- AIM: An exact copy of all the data is required, with pictures left out.

* begin SUPPLIED INFORMATION *

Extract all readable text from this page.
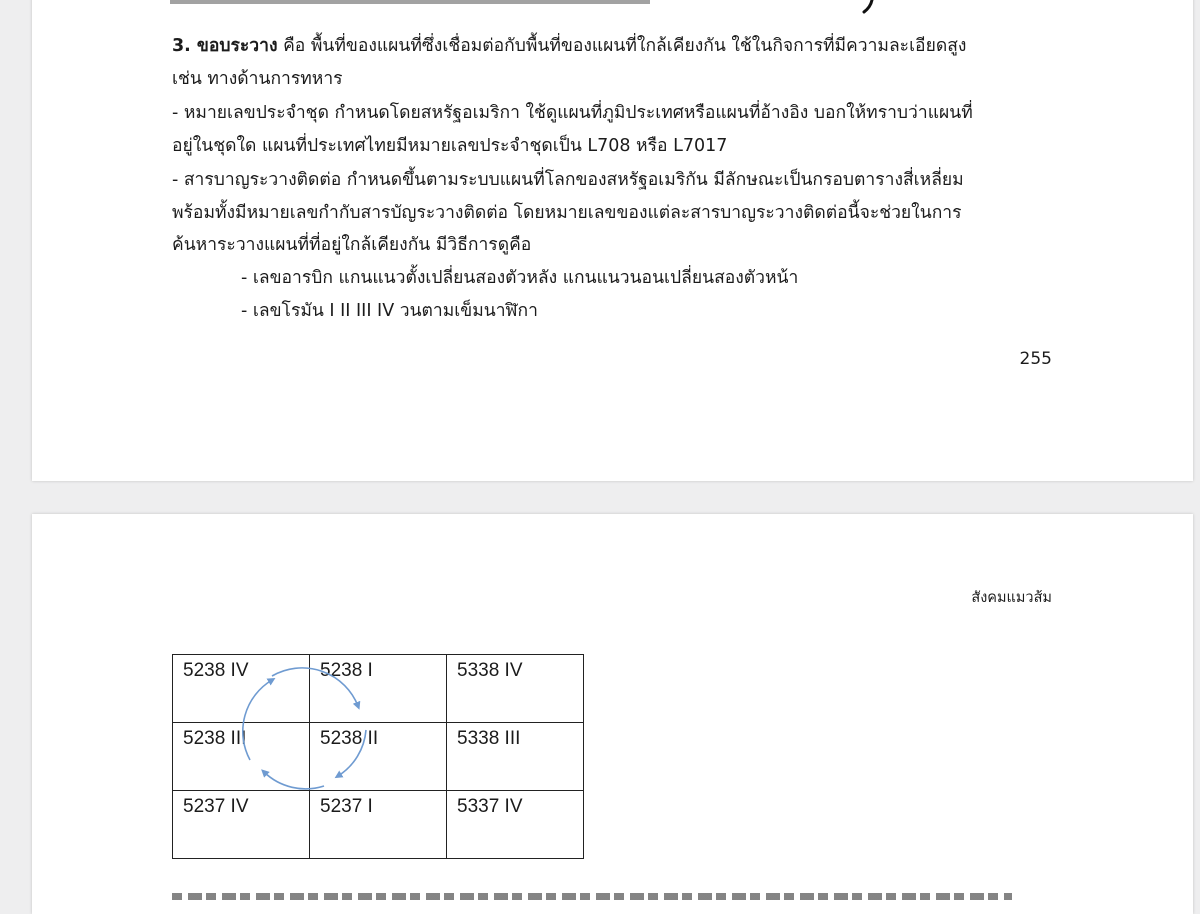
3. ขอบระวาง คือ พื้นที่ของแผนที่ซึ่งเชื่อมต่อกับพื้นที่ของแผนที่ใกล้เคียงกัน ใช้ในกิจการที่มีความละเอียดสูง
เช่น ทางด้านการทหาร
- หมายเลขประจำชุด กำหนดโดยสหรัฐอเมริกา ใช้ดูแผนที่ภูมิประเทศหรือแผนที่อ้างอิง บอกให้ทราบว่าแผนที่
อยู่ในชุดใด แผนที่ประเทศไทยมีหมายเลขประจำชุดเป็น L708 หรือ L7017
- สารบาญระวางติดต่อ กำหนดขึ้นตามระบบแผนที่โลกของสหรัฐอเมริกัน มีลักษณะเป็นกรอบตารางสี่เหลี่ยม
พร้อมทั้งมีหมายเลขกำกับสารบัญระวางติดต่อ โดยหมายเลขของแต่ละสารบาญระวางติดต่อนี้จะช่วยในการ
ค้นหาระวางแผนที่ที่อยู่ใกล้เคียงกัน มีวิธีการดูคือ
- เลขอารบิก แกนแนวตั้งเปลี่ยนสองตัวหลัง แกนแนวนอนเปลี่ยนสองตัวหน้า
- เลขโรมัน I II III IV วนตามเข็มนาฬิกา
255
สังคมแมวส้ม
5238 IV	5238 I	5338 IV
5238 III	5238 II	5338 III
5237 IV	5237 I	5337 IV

* end SUPPLIED INFORMATION *

- CORRECT ANSWER:
Extract all readable text from this page.
3. ขอบระวาง คือ พื้นที่ของแผนที่ซึ่งเชื่อมต่อกับพื้นที่ของแผนที่ใกล้เคียงกัน ใช้ในกิจการที่มีความละเอียดสูง
เช่น ทางด้านการทหาร
- หมายเลขประจำชุด กำหนดโดยสหรัฐอเมริกา ใช้ดูแผนที่ภูมิประเทศหรือแผนที่อ้างอิง บอกให้ทราบว่าแผนที่
อยู่ในชุดใด แผนที่ประเทศไทยมีหมายเลขประจำชุดเป็น L708 หรือ L7017
- สารบาญระวางติดต่อ กำหนดขึ้นตามระบบแผนที่โลกของสหรัฐอเมริกัน มีลักษณะเป็นกรอบตารางสี่เหลี่ยม
พร้อมทั้งมีหมายเลขกำกับสารบัญระวางติดต่อ โดยหมายเลขของแต่ละสารบาญระวางติดต่อนี้จะช่วยในการ
ค้นหาระวางแผนที่ที่อยู่ใกล้เคียงกัน มีวิธีการดูคือ
- เลขอารบิก แกนแนวตั้งเปลี่ยนสองตัวหลัง แกนแนวนอนเปลี่ยนสองตัวหน้า
- เลขโรมัน I II III IV วนตามเข็มนาฬิกา
255
สังคมแมวส้ม
5238 IV	5238 I	5338 IV
5238 III	5238 II	5338 III
5237 IV	5237 I	5337 IV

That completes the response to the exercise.